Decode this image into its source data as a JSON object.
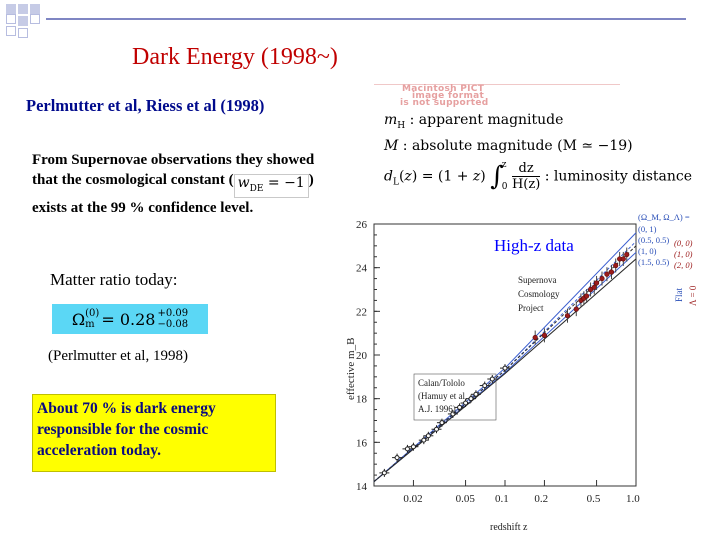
{
  "slide": {
    "title": "Dark Energy (1998~)",
    "subtitle": "Perlmutter et al,  Riess et al (1998)",
    "intro_before": "From Supernovae observations they showed that the cosmological constant (",
    "intro_formula": "w_DE = −1",
    "intro_after": ") exists at the 99 % confidence level.",
    "matter_ratio_label": "Matter ratio today:",
    "matter_ratio_symbol": "Ω",
    "matter_ratio_sub": "m",
    "matter_ratio_sup": "(0)",
    "matter_ratio_value": " = 0.28",
    "matter_ratio_err_plus": "+0.09",
    "matter_ratio_err_minus": "−0.08",
    "citation": "(Perlmutter et al, 1998)",
    "highlight_text": "About 70 % is dark energy responsible for the cosmic acceleration today."
  },
  "unsupported_image": {
    "line1": "Macintosh PICT",
    "line2": "image format",
    "line3": "is not supported"
  },
  "definitions": {
    "apparent_symbol": "m_H",
    "apparent_text": ":  apparent magnitude",
    "absolute_symbol": "M",
    "absolute_text": ":  absolute magnitude (M ≃ −19)",
    "luminosity_lhs": "d_L(z) = (1 + z)",
    "integral_upper": "z",
    "integral_lower": "0",
    "frac_num": "dz",
    "frac_den": "H(z)",
    "luminosity_text": ":  luminosity distance"
  },
  "plot_label": "High-z data",
  "chart_data": {
    "type": "scatter",
    "xlabel": "redshift z",
    "ylabel": "effective m_B",
    "xscale": "log",
    "x_ticks": [
      "0.02",
      "0.05",
      "0.1",
      "0.2",
      "0.5",
      "1.0"
    ],
    "y_ticks": [
      "14",
      "16",
      "18",
      "20",
      "22",
      "24",
      "26"
    ],
    "ylim": [
      14,
      26
    ],
    "xlim": [
      0.01,
      1.0
    ],
    "annotations": [
      "Supernova Cosmology Project",
      "Calan/Tololo (Hamuy et al, A.J. 1996)"
    ],
    "legend_header": "(Ω_M, Ω_Λ) =",
    "legend_entries_blue": [
      "(0,  1)",
      "(0.5, 0.5)",
      "(1,  0)",
      "(1.5, 0.5)"
    ],
    "legend_entries_red": [
      "(0, 0)",
      "(1, 0)",
      "(2, 0)"
    ],
    "side_labels": [
      "Flat",
      "Λ = 0"
    ],
    "low_z_points": [
      {
        "x": 0.012,
        "y": 14.6
      },
      {
        "x": 0.015,
        "y": 15.3
      },
      {
        "x": 0.018,
        "y": 15.7
      },
      {
        "x": 0.02,
        "y": 15.8
      },
      {
        "x": 0.024,
        "y": 16.1
      },
      {
        "x": 0.026,
        "y": 16.3
      },
      {
        "x": 0.03,
        "y": 16.6
      },
      {
        "x": 0.033,
        "y": 16.9
      },
      {
        "x": 0.04,
        "y": 17.3
      },
      {
        "x": 0.045,
        "y": 17.6
      },
      {
        "x": 0.05,
        "y": 17.8
      },
      {
        "x": 0.055,
        "y": 18.0
      },
      {
        "x": 0.06,
        "y": 18.2
      },
      {
        "x": 0.07,
        "y": 18.6
      },
      {
        "x": 0.08,
        "y": 18.9
      },
      {
        "x": 0.1,
        "y": 19.4
      }
    ],
    "high_z_points": [
      {
        "x": 0.17,
        "y": 20.8
      },
      {
        "x": 0.2,
        "y": 20.9
      },
      {
        "x": 0.3,
        "y": 21.8
      },
      {
        "x": 0.35,
        "y": 22.1
      },
      {
        "x": 0.38,
        "y": 22.5
      },
      {
        "x": 0.4,
        "y": 22.6
      },
      {
        "x": 0.42,
        "y": 22.7
      },
      {
        "x": 0.45,
        "y": 23.0
      },
      {
        "x": 0.48,
        "y": 23.1
      },
      {
        "x": 0.5,
        "y": 23.3
      },
      {
        "x": 0.55,
        "y": 23.5
      },
      {
        "x": 0.6,
        "y": 23.7
      },
      {
        "x": 0.65,
        "y": 23.8
      },
      {
        "x": 0.7,
        "y": 24.1
      },
      {
        "x": 0.75,
        "y": 24.4
      },
      {
        "x": 0.8,
        "y": 24.4
      },
      {
        "x": 0.85,
        "y": 24.6
      }
    ],
    "models": [
      {
        "name": "(0, 1)",
        "color": "#3c5fd0",
        "values_at": [
          [
            0.01,
            14.2
          ],
          [
            0.1,
            19.4
          ],
          [
            1.0,
            25.6
          ]
        ]
      },
      {
        "name": "(0.5, 0.5)",
        "color": "#3c5fd0",
        "values_at": [
          [
            0.01,
            14.2
          ],
          [
            0.1,
            19.3
          ],
          [
            1.0,
            25.2
          ]
        ]
      },
      {
        "name": "(1, 0)",
        "color": "#3c5fd0",
        "values_at": [
          [
            0.01,
            14.2
          ],
          [
            0.1,
            19.2
          ],
          [
            1.0,
            24.7
          ]
        ]
      },
      {
        "name": "(0, 0)",
        "color": "#2a2a2a",
        "values_at": [
          [
            0.01,
            14.2
          ],
          [
            0.1,
            19.3
          ],
          [
            1.0,
            25.0
          ]
        ]
      },
      {
        "name": "(2, 0)",
        "color": "#2a2a2a",
        "values_at": [
          [
            0.01,
            14.2
          ],
          [
            0.1,
            19.15
          ],
          [
            1.0,
            24.4
          ]
        ]
      }
    ]
  },
  "colors": {
    "title": "#c00000",
    "subtitle": "#000a8c",
    "formula_bg": "#5bd7f5",
    "highlight_bg": "#ffff00",
    "plot_label": "#0000ff"
  }
}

• • •

Each record above must be returned exactly as written, with its pictures omitted.

Decode this image into its source data as a JSON object.
{
  "slide": {
    "title": "Dark Energy (1998~)",
    "subtitle": "Perlmutter et al,  Riess et al (1998)",
    "intro_before": "From Supernovae observations they showed that the cosmological constant (",
    "intro_formula": "w_DE = −1",
    "intro_after": ") exists at the 99 % confidence level.",
    "matter_ratio_label": "Matter ratio today:",
    "matter_ratio_symbol": "Ω",
    "matter_ratio_sub": "m",
    "matter_ratio_sup": "(0)",
    "matter_ratio_value": " = 0.28",
    "matter_ratio_err_plus": "+0.09",
    "matter_ratio_err_minus": "−0.08",
    "citation": "(Perlmutter et al, 1998)",
    "highlight_text": "About 70 % is dark energy responsible for the cosmic acceleration today."
  },
  "unsupported_image": {
    "line1": "Macintosh PICT",
    "line2": "image format",
    "line3": "is not supported"
  },
  "definitions": {
    "apparent_symbol": "m_H",
    "apparent_text": ":  apparent magnitude",
    "absolute_symbol": "M",
    "absolute_text": ":  absolute magnitude (M ≃ −19)",
    "luminosity_lhs": "d_L(z) = (1 + z)",
    "integral_upper": "z",
    "integral_lower": "0",
    "frac_num": "dz",
    "frac_den": "H(z)",
    "luminosity_text": ":  luminosity distance"
  },
  "plot_label": "High-z data",
  "chart_data": {
    "type": "scatter",
    "xlabel": "redshift z",
    "ylabel": "effective m_B",
    "xscale": "log",
    "x_ticks": [
      "0.02",
      "0.05",
      "0.1",
      "0.2",
      "0.5",
      "1.0"
    ],
    "y_ticks": [
      "14",
      "16",
      "18",
      "20",
      "22",
      "24",
      "26"
    ],
    "ylim": [
      14,
      26
    ],
    "xlim": [
      0.01,
      1.0
    ],
    "annotations": [
      "Supernova Cosmology Project",
      "Calan/Tololo (Hamuy et al, A.J. 1996)"
    ],
    "legend_header": "(Ω_M, Ω_Λ) =",
    "legend_entries_blue": [
      "(0,  1)",
      "(0.5, 0.5)",
      "(1,  0)",
      "(1.5, 0.5)"
    ],
    "legend_entries_red": [
      "(0, 0)",
      "(1, 0)",
      "(2, 0)"
    ],
    "side_labels": [
      "Flat",
      "Λ = 0"
    ],
    "low_z_points": [
      {
        "x": 0.012,
        "y": 14.6
      },
      {
        "x": 0.015,
        "y": 15.3
      },
      {
        "x": 0.018,
        "y": 15.7
      },
      {
        "x": 0.02,
        "y": 15.8
      },
      {
        "x": 0.024,
        "y": 16.1
      },
      {
        "x": 0.026,
        "y": 16.3
      },
      {
        "x": 0.03,
        "y": 16.6
      },
      {
        "x": 0.033,
        "y": 16.9
      },
      {
        "x": 0.04,
        "y": 17.3
      },
      {
        "x": 0.045,
        "y": 17.6
      },
      {
        "x": 0.05,
        "y": 17.8
      },
      {
        "x": 0.055,
        "y": 18.0
      },
      {
        "x": 0.06,
        "y": 18.2
      },
      {
        "x": 0.07,
        "y": 18.6
      },
      {
        "x": 0.08,
        "y": 18.9
      },
      {
        "x": 0.1,
        "y": 19.4
      }
    ],
    "high_z_points": [
      {
        "x": 0.17,
        "y": 20.8
      },
      {
        "x": 0.2,
        "y": 20.9
      },
      {
        "x": 0.3,
        "y": 21.8
      },
      {
        "x": 0.35,
        "y": 22.1
      },
      {
        "x": 0.38,
        "y": 22.5
      },
      {
        "x": 0.4,
        "y": 22.6
      },
      {
        "x": 0.42,
        "y": 22.7
      },
      {
        "x": 0.45,
        "y": 23.0
      },
      {
        "x": 0.48,
        "y": 23.1
      },
      {
        "x": 0.5,
        "y": 23.3
      },
      {
        "x": 0.55,
        "y": 23.5
      },
      {
        "x": 0.6,
        "y": 23.7
      },
      {
        "x": 0.65,
        "y": 23.8
      },
      {
        "x": 0.7,
        "y": 24.1
      },
      {
        "x": 0.75,
        "y": 24.4
      },
      {
        "x": 0.8,
        "y": 24.4
      },
      {
        "x": 0.85,
        "y": 24.6
      }
    ],
    "models": [
      {
        "name": "(0, 1)",
        "color": "#3c5fd0",
        "values_at": [
          [
            0.01,
            14.2
          ],
          [
            0.1,
            19.4
          ],
          [
            1.0,
            25.6
          ]
        ]
      },
      {
        "name": "(0.5, 0.5)",
        "color": "#3c5fd0",
        "values_at": [
          [
            0.01,
            14.2
          ],
          [
            0.1,
            19.3
          ],
          [
            1.0,
            25.2
          ]
        ]
      },
      {
        "name": "(1, 0)",
        "color": "#3c5fd0",
        "values_at": [
          [
            0.01,
            14.2
          ],
          [
            0.1,
            19.2
          ],
          [
            1.0,
            24.7
          ]
        ]
      },
      {
        "name": "(0, 0)",
        "color": "#2a2a2a",
        "values_at": [
          [
            0.01,
            14.2
          ],
          [
            0.1,
            19.3
          ],
          [
            1.0,
            25.0
          ]
        ]
      },
      {
        "name": "(2, 0)",
        "color": "#2a2a2a",
        "values_at": [
          [
            0.01,
            14.2
          ],
          [
            0.1,
            19.15
          ],
          [
            1.0,
            24.4
          ]
        ]
      }
    ]
  },
  "colors": {
    "title": "#c00000",
    "subtitle": "#000a8c",
    "formula_bg": "#5bd7f5",
    "highlight_bg": "#ffff00",
    "plot_label": "#0000ff"
  }
}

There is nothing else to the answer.